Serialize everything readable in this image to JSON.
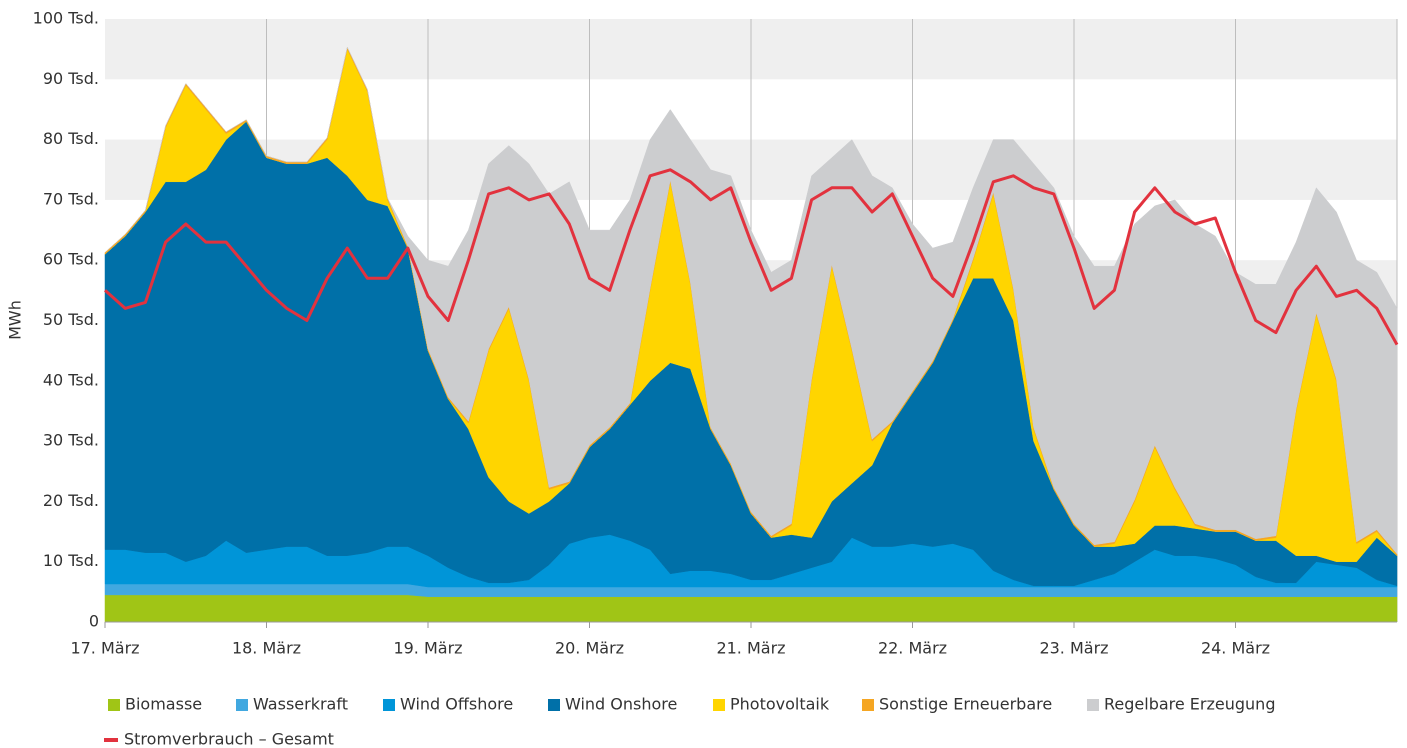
{
  "chart_data": {
    "type": "area",
    "y_label": "MWh",
    "categories": [
      "17. März",
      null,
      null,
      null,
      null,
      null,
      null,
      null,
      "18. März",
      null,
      null,
      null,
      null,
      null,
      null,
      null,
      "19. März",
      null,
      null,
      null,
      null,
      null,
      null,
      null,
      "20. März",
      null,
      null,
      null,
      null,
      null,
      null,
      null,
      "21. März",
      null,
      null,
      null,
      null,
      null,
      null,
      null,
      "22. März",
      null,
      null,
      null,
      null,
      null,
      null,
      null,
      "23. März",
      null,
      null,
      null,
      null,
      null,
      null,
      null,
      "24. März",
      null,
      null,
      null,
      null,
      null,
      null,
      null,
      null
    ],
    "ylim": [
      0,
      100
    ],
    "yticks": [
      0,
      {
        "value": 10,
        "label": "10 Tsd."
      },
      {
        "value": 20,
        "label": "20 Tsd."
      },
      {
        "value": 30,
        "label": "30 Tsd."
      },
      {
        "value": 40,
        "label": "40 Tsd."
      },
      {
        "value": 50,
        "label": "50 Tsd."
      },
      {
        "value": 60,
        "label": "60 Tsd."
      },
      {
        "value": 70,
        "label": "70 Tsd."
      },
      {
        "value": 80,
        "label": "80 Tsd."
      },
      {
        "value": 90,
        "label": "90 Tsd."
      },
      {
        "value": 100,
        "label": "100 Tsd."
      }
    ],
    "grid": true,
    "stacked": true,
    "series": [
      {
        "name": "Biomasse",
        "color": "#a0c516",
        "values": [
          4.5,
          4.5,
          4.5,
          4.5,
          4.5,
          4.5,
          4.5,
          4.5,
          4.5,
          4.5,
          4.5,
          4.5,
          4.5,
          4.5,
          4.5,
          4.5,
          4.2,
          4.2,
          4.2,
          4.2,
          4.2,
          4.2,
          4.2,
          4.2,
          4.2,
          4.2,
          4.2,
          4.2,
          4.2,
          4.2,
          4.2,
          4.2,
          4.2,
          4.2,
          4.2,
          4.2,
          4.2,
          4.2,
          4.2,
          4.2,
          4.2,
          4.2,
          4.2,
          4.2,
          4.2,
          4.2,
          4.2,
          4.2,
          4.2,
          4.2,
          4.2,
          4.2,
          4.2,
          4.2,
          4.2,
          4.2,
          4.2,
          4.2,
          4.2,
          4.2,
          4.2,
          4.2,
          4.2,
          4.2,
          4.2
        ]
      },
      {
        "name": "Wasserkraft",
        "color": "#41a8e0",
        "values": [
          1.8,
          1.8,
          1.8,
          1.8,
          1.8,
          1.8,
          1.8,
          1.8,
          1.8,
          1.8,
          1.8,
          1.8,
          1.8,
          1.8,
          1.8,
          1.8,
          1.6,
          1.6,
          1.6,
          1.6,
          1.6,
          1.6,
          1.6,
          1.6,
          1.6,
          1.6,
          1.6,
          1.6,
          1.6,
          1.6,
          1.6,
          1.6,
          1.6,
          1.6,
          1.6,
          1.6,
          1.6,
          1.6,
          1.6,
          1.6,
          1.6,
          1.6,
          1.6,
          1.6,
          1.6,
          1.6,
          1.6,
          1.6,
          1.6,
          1.6,
          1.6,
          1.6,
          1.6,
          1.6,
          1.6,
          1.6,
          1.6,
          1.6,
          1.6,
          1.6,
          1.6,
          1.6,
          1.6,
          1.6,
          1.6
        ]
      },
      {
        "name": "Wind Offshore",
        "color": "#0095d8",
        "values": [
          5.7,
          5.7,
          5.2,
          5.2,
          3.7,
          4.7,
          7.2,
          5.2,
          5.7,
          6.2,
          6.2,
          4.7,
          4.7,
          5.2,
          6.2,
          6.2,
          5.2,
          3.2,
          1.7,
          0.7,
          0.7,
          1.2,
          3.7,
          7.2,
          8.2,
          8.7,
          7.7,
          6.2,
          2.2,
          2.7,
          2.7,
          2.2,
          1.2,
          1.2,
          2.2,
          3.2,
          4.2,
          8.2,
          6.7,
          6.7,
          7.2,
          6.7,
          7.2,
          6.2,
          2.7,
          1.2,
          0.2,
          0.2,
          0.2,
          1.2,
          2.2,
          4.2,
          6.2,
          5.2,
          5.2,
          4.7,
          3.7,
          1.7,
          0.7,
          0.7,
          4.2,
          3.7,
          3.2,
          1.2,
          0.2
        ]
      },
      {
        "name": "Wind Onshore",
        "color": "#0070a8",
        "values": [
          49,
          52,
          56.5,
          61.5,
          63,
          64,
          66.5,
          71.5,
          65,
          63.5,
          63.5,
          66,
          63,
          58.5,
          56.5,
          49.5,
          34,
          28,
          24.5,
          17.5,
          13.5,
          11,
          10.5,
          10,
          15,
          17.5,
          22.5,
          28,
          35,
          33.5,
          23.5,
          18,
          11,
          7,
          6.5,
          5,
          10,
          9,
          13.5,
          20.5,
          25,
          30.5,
          37,
          45,
          48.5,
          43,
          24,
          16,
          10,
          5.5,
          4.5,
          3,
          4,
          5,
          4.5,
          4.5,
          5.5,
          6,
          7,
          4.5,
          1,
          0.5,
          1,
          7,
          5
        ]
      },
      {
        "name": "Photovoltaik",
        "color": "#ffd500",
        "values": [
          0,
          0,
          0,
          9,
          16,
          10,
          1,
          0,
          0,
          0,
          0,
          3,
          21,
          18,
          1,
          0,
          0,
          0,
          1,
          21,
          32,
          22,
          2,
          0,
          0,
          0,
          0,
          15,
          30,
          14,
          0,
          0,
          0,
          0,
          1.5,
          26,
          39,
          22,
          4,
          0,
          0,
          0,
          0,
          3,
          14,
          5,
          2,
          0,
          0,
          0,
          0.5,
          7,
          13,
          6,
          0.5,
          0,
          0,
          0,
          0.5,
          24,
          40,
          30,
          3,
          1,
          0
        ]
      },
      {
        "name": "Sonstige Erneuerbare",
        "color": "#f5a623",
        "values": [
          0.3,
          0.3,
          0.3,
          0.3,
          0.3,
          0.3,
          0.3,
          0.3,
          0.3,
          0.3,
          0.3,
          0.3,
          0.3,
          0.3,
          0.3,
          0.3,
          0.3,
          0.3,
          0.3,
          0.3,
          0.3,
          0.3,
          0.3,
          0.3,
          0.3,
          0.3,
          0.3,
          0.3,
          0.3,
          0.3,
          0.3,
          0.3,
          0.3,
          0.3,
          0.3,
          0.3,
          0.3,
          0.3,
          0.3,
          0.3,
          0.3,
          0.3,
          0.3,
          0.3,
          0.3,
          0.3,
          0.3,
          0.3,
          0.3,
          0.3,
          0.3,
          0.3,
          0.3,
          0.3,
          0.3,
          0.3,
          0.3,
          0.3,
          0.3,
          0.3,
          0.3,
          0.3,
          0.3,
          0.3,
          0.3
        ]
      },
      {
        "name": "Regelbare Erzeugung",
        "color": "#cccdcf",
        "values": [
          0,
          0,
          0,
          0,
          0,
          0,
          0,
          0,
          0,
          0,
          0,
          0,
          0,
          0,
          0,
          1.7,
          14.7,
          21.7,
          31.7,
          30.7,
          26.7,
          35.7,
          48.7,
          49.7,
          35.7,
          32.7,
          33.7,
          24.7,
          11.7,
          23.7,
          42.7,
          47.7,
          46.7,
          43.7,
          43.7,
          33.7,
          17.7,
          34.7,
          43.7,
          38.7,
          27.7,
          18.7,
          12.7,
          11.7,
          8.7,
          24.7,
          43.7,
          49.7,
          47.7,
          46.2,
          45.7,
          45.7,
          39.7,
          47.7,
          49.7,
          48.7,
          42.7,
          42.2,
          41.7,
          27.7,
          20.7,
          27.7,
          46.7,
          42.7,
          40.7
        ]
      },
      {
        "name": "Stromverbrauch – Gesamt",
        "type": "line",
        "color": "#e2323e",
        "values": [
          55,
          52,
          53,
          63,
          66,
          63,
          63,
          59,
          55,
          52,
          50,
          57,
          62,
          57,
          57,
          62,
          54,
          50,
          60,
          71,
          72,
          70,
          71,
          66,
          57,
          55,
          65,
          74,
          75,
          73,
          70,
          72,
          63,
          55,
          57,
          70,
          72,
          72,
          68,
          71,
          64,
          57,
          54,
          63,
          73,
          74,
          72,
          71,
          62,
          52,
          55,
          68,
          72,
          68,
          66,
          67,
          58,
          50,
          48,
          55,
          59,
          54,
          55,
          52,
          46
        ]
      }
    ]
  }
}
━━━━━━
→ PROBLEM STATEMENT
Scan the lines for the string "Wind". Pick out every line that has it.

→ FINAL RESULT
        "name": "Wind Offshore",
        "name": "Wind Onshore",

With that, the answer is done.